**Task to carry out**
Each of the entries should be retyped precisely as it appears.

**Extracted data**
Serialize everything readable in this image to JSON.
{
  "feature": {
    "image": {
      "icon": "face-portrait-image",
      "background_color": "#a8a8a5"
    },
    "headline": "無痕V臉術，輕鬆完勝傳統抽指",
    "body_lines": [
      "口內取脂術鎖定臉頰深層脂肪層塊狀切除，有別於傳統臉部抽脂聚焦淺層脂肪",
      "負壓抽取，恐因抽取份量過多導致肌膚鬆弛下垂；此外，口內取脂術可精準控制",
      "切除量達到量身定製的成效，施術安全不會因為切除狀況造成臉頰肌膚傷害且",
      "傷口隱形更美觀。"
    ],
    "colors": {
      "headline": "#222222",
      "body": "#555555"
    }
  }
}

**Finished task**
Serialize everything readable in this image to JSON.
{
  "feature": {
    "image": {
      "icon": "face-portrait-image",
      "background_color": "#a8a8a5"
    },
    "headline": "無痕V臉術，輕鬆完勝傳統抽指",
    "body_lines": [
      "口內取脂術鎖定臉頰深層脂肪層塊狀切除，有別於傳統臉部抽脂聚焦淺層脂肪",
      "負壓抽取，恐因抽取份量過多導致肌膚鬆弛下垂；此外，口內取脂術可精準控制",
      "切除量達到量身定製的成效，施術安全不會因為切除狀況造成臉頰肌膚傷害且",
      "傷口隱形更美觀。"
    ],
    "colors": {
      "headline": "#222222",
      "body": "#555555"
    }
  }
}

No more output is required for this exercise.